Check each line of the records below for the word "Milano" and copy those where it appears.

◆ **RECORDS TO USE**:
____
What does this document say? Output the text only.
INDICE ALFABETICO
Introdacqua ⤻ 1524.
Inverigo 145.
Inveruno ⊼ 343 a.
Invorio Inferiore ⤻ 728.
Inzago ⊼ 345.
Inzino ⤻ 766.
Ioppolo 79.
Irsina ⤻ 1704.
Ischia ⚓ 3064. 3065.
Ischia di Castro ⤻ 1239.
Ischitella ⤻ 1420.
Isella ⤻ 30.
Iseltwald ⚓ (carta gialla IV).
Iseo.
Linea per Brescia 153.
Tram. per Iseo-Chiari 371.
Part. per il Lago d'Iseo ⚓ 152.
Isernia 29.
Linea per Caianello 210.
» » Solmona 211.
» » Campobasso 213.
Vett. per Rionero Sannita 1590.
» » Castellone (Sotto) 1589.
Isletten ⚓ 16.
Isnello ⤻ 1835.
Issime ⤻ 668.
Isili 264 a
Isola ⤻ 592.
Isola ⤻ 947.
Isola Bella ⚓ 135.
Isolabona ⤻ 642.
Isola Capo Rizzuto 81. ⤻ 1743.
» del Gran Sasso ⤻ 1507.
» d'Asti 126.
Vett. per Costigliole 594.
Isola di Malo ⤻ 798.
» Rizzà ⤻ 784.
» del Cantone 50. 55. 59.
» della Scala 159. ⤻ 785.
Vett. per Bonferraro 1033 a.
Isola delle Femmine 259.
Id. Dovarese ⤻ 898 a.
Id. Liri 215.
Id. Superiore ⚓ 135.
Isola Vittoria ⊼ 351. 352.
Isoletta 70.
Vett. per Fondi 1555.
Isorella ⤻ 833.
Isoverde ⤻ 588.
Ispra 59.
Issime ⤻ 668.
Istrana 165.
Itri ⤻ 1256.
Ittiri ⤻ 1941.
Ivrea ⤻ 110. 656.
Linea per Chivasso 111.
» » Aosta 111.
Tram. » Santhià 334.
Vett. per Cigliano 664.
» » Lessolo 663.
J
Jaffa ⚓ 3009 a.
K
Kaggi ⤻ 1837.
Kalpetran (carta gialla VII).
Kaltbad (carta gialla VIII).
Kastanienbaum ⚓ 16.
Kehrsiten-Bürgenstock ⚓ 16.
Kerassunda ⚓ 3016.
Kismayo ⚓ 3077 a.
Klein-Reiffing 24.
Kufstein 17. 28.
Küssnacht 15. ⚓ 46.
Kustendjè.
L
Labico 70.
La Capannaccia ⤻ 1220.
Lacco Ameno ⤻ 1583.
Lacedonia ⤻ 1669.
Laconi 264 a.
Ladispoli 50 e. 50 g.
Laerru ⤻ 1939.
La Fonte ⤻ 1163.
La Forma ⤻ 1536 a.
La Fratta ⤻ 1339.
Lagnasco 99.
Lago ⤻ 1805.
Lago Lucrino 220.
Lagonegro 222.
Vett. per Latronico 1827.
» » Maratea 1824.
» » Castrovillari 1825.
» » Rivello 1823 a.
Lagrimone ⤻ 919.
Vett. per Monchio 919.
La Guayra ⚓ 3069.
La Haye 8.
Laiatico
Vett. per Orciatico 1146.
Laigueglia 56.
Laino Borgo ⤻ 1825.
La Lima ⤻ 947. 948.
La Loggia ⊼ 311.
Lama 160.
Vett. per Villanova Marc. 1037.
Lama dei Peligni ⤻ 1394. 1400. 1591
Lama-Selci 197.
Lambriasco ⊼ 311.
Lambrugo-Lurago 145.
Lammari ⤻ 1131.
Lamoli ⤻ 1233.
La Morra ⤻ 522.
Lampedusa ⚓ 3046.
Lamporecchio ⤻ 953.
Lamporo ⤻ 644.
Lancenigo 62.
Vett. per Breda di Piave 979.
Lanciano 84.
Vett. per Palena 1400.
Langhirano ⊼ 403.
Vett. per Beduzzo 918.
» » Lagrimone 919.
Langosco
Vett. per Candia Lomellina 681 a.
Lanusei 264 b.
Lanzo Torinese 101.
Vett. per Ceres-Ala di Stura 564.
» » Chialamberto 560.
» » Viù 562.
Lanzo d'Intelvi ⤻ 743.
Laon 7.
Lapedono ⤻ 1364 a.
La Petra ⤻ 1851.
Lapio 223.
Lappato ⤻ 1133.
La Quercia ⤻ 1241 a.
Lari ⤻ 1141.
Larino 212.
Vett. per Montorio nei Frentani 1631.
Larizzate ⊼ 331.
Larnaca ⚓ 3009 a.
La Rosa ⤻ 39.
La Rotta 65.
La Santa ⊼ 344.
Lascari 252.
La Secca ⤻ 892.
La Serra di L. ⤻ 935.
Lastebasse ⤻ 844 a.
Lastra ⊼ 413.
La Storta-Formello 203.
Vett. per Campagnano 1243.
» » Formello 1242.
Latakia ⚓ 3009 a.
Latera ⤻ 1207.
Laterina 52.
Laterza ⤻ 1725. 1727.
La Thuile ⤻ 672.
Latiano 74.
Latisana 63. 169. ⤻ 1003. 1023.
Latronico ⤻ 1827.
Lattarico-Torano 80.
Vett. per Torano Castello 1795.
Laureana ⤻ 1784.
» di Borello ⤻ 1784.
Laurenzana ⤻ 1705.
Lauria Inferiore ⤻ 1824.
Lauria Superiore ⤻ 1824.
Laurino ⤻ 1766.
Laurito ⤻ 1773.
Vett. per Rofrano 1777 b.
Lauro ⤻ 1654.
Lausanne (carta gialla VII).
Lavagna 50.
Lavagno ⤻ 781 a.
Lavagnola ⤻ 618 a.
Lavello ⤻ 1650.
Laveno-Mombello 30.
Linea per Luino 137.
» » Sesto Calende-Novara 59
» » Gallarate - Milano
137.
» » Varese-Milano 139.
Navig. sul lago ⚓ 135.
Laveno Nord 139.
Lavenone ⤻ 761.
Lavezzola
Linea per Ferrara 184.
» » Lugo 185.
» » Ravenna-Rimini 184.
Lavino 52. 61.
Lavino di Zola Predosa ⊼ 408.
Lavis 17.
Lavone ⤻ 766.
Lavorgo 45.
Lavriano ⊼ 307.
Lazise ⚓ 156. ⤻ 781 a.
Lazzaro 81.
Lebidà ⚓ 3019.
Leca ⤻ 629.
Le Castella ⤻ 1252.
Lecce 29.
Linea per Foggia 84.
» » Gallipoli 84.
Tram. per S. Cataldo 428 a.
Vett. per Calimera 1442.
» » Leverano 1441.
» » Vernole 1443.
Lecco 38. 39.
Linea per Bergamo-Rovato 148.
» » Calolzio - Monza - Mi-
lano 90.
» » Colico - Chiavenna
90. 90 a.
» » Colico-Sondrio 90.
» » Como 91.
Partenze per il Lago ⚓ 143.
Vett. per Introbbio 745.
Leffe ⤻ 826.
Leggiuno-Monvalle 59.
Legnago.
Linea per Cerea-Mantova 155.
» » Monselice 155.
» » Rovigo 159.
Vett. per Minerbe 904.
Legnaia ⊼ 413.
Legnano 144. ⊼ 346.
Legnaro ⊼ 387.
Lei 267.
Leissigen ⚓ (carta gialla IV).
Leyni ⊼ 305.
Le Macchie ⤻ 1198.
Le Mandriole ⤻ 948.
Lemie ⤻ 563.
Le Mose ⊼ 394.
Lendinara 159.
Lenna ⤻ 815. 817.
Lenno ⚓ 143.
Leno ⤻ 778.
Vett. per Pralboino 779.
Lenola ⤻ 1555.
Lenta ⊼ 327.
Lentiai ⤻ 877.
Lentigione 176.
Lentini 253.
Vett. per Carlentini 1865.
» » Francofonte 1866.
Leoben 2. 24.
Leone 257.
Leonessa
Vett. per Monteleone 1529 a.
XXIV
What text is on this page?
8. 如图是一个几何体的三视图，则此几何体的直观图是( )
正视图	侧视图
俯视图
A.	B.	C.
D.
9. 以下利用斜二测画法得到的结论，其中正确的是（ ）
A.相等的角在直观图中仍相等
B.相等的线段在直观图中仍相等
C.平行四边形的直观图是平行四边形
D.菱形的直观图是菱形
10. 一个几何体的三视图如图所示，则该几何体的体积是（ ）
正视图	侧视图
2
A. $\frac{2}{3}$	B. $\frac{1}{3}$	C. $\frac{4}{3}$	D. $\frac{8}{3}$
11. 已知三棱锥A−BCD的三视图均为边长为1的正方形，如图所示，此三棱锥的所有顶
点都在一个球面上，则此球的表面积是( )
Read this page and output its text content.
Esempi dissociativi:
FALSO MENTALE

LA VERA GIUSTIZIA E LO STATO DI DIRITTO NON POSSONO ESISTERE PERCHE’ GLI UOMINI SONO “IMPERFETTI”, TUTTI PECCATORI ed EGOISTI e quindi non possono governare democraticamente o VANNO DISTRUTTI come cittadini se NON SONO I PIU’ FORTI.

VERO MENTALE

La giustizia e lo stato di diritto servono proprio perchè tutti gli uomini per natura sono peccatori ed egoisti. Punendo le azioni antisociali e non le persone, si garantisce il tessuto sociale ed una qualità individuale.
____
◆ **ANSWER IN FULL**:
» » Gallarate - Milano
» » Varese-Milano 139.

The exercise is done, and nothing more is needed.